• Objective:
Say how many lines include the word "flaws", using only a number.

# # # # #

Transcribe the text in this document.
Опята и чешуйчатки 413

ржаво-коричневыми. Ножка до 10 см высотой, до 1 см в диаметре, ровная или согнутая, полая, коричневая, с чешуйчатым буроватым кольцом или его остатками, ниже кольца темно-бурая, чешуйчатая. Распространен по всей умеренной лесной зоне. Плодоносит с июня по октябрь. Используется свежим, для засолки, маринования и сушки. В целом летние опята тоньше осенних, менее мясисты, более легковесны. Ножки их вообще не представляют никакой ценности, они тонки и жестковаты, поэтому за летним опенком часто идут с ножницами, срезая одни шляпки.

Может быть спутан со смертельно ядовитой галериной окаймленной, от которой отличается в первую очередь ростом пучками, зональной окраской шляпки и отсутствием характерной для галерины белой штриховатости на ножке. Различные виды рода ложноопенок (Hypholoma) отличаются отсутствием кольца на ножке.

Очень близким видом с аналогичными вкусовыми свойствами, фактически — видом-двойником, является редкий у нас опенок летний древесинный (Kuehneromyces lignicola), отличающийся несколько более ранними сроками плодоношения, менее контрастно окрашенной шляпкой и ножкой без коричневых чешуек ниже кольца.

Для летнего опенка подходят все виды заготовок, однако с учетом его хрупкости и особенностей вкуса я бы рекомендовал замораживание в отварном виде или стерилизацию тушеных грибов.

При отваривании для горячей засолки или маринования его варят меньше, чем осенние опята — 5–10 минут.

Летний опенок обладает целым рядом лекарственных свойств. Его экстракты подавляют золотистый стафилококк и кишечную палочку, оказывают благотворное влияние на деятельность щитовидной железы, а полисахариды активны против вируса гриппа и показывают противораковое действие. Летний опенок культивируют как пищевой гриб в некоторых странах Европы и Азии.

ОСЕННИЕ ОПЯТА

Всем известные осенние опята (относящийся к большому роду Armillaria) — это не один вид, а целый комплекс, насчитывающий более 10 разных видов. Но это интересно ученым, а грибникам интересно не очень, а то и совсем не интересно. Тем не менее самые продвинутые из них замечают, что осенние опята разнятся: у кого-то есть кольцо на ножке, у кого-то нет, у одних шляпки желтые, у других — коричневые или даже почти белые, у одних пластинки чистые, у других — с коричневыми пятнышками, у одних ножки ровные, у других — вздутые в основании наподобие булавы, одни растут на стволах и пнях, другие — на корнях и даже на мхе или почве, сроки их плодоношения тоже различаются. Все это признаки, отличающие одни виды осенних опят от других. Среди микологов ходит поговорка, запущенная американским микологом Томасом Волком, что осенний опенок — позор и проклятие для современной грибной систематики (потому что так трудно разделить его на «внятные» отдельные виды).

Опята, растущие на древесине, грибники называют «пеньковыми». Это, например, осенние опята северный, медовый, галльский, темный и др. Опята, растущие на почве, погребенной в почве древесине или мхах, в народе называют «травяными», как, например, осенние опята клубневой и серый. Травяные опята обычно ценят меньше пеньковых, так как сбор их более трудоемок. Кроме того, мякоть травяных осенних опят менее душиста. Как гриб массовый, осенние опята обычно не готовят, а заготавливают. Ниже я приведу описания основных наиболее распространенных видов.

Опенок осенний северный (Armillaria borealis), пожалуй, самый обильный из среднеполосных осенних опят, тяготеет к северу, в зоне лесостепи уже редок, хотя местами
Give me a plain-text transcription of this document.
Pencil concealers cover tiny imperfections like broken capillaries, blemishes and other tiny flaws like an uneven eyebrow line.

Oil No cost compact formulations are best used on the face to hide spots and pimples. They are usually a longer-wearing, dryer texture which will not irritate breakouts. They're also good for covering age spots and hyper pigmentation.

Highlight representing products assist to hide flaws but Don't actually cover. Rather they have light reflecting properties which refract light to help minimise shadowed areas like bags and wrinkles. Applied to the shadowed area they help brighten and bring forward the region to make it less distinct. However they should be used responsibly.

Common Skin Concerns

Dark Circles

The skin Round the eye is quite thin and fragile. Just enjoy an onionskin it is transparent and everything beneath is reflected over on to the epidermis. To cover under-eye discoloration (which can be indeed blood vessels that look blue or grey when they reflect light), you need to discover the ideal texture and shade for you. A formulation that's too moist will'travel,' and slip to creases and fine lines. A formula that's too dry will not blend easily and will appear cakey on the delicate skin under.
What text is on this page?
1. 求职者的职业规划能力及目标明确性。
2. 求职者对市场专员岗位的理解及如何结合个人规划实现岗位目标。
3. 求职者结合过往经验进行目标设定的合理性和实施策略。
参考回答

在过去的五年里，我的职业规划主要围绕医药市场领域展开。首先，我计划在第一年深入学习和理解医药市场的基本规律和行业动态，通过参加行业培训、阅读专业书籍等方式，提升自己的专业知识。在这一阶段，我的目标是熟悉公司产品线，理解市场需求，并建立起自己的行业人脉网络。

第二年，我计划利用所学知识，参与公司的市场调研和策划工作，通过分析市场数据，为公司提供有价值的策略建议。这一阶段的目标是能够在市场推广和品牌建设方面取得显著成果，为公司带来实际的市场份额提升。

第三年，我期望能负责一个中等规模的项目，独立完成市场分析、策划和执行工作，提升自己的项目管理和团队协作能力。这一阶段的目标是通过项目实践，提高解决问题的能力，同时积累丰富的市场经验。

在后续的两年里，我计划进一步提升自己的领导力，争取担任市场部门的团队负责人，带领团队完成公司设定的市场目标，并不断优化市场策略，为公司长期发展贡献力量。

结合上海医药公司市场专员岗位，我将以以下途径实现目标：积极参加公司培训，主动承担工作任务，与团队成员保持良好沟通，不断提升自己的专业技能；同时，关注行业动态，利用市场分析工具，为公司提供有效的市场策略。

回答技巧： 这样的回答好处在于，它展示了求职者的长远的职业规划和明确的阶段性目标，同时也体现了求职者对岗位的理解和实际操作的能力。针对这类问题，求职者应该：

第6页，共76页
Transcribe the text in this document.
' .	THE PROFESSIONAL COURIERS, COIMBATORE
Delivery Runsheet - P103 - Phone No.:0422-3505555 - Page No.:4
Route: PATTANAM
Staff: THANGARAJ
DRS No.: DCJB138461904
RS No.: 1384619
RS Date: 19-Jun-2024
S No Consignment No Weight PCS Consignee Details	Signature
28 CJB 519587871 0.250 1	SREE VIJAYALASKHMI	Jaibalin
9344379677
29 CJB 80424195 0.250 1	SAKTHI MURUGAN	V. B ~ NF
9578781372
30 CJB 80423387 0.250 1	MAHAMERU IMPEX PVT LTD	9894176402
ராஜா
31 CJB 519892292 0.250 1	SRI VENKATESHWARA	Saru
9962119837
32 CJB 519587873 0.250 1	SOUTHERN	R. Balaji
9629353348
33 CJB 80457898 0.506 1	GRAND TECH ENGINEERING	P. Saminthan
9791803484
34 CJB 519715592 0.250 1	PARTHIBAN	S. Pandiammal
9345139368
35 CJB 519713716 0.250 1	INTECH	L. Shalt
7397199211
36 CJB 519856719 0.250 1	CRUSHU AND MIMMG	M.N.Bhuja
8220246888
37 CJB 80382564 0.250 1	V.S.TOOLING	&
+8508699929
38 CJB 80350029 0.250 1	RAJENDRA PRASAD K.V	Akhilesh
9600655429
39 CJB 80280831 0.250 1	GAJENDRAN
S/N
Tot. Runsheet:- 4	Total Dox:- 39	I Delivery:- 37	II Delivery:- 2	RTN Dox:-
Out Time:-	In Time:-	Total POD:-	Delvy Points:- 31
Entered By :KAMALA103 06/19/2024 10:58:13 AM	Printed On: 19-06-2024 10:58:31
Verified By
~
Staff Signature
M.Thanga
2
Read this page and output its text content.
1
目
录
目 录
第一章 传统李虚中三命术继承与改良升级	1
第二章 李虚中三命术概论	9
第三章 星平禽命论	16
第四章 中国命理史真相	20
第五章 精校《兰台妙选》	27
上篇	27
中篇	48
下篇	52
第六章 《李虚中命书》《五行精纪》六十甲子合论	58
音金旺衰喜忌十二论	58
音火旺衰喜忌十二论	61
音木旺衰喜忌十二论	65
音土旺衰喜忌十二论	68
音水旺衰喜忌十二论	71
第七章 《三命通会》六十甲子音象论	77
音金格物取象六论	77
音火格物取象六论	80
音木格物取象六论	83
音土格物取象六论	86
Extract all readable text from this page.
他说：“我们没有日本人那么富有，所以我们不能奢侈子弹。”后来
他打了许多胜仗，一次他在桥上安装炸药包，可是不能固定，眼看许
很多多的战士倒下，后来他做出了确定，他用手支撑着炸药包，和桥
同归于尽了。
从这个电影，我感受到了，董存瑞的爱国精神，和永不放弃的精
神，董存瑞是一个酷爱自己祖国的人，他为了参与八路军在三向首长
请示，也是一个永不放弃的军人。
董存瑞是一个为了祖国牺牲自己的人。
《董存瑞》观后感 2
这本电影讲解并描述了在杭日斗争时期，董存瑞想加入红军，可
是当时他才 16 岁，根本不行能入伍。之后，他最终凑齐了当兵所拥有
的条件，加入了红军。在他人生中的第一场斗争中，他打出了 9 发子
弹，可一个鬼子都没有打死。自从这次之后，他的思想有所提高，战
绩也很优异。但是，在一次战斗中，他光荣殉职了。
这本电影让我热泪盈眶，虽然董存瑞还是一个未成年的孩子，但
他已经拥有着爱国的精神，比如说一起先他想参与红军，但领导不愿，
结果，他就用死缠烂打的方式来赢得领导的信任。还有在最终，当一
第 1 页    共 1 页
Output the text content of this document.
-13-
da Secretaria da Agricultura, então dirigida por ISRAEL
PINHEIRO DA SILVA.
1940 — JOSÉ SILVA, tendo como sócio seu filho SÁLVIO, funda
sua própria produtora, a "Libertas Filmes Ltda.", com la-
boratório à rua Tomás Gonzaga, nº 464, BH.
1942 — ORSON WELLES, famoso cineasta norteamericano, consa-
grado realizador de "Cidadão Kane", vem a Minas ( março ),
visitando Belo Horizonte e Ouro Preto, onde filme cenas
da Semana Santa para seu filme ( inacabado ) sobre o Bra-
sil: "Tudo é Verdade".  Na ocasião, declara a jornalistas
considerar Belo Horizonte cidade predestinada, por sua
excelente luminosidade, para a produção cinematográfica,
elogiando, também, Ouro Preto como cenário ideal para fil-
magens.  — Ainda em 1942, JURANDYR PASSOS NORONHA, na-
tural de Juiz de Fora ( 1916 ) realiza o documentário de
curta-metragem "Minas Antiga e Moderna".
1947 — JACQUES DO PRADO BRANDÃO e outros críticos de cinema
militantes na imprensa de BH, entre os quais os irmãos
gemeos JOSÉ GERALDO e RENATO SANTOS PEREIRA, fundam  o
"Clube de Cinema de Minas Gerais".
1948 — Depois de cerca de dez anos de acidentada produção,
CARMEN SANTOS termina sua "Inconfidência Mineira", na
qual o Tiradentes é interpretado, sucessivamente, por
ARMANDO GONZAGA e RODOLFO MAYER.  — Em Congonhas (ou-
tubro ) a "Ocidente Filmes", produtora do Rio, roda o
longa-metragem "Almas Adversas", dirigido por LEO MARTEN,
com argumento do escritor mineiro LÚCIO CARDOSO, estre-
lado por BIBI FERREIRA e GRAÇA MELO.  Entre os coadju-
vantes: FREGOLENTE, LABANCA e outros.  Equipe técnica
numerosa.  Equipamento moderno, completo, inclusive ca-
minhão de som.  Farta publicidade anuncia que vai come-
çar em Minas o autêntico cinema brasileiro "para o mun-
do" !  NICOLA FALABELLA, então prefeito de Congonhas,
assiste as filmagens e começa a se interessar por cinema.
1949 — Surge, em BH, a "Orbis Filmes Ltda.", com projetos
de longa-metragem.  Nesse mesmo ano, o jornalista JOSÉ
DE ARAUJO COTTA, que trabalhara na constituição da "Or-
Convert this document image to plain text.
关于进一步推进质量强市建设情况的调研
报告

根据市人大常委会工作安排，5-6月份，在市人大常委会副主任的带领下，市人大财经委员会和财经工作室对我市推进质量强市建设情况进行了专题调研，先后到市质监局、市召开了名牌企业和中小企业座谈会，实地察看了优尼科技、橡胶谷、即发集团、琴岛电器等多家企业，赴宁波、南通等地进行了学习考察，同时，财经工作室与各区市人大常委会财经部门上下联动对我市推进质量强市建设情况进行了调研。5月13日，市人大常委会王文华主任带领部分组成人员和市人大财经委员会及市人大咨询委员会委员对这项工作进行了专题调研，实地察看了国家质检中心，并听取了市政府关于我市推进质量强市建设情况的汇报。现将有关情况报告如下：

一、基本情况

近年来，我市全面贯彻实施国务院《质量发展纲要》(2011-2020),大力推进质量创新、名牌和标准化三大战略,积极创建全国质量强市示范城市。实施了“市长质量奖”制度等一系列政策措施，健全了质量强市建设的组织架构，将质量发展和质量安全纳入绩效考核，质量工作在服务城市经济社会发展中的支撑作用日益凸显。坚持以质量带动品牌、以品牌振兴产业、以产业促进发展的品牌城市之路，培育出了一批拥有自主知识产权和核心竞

# # # # #

• Correct output:
2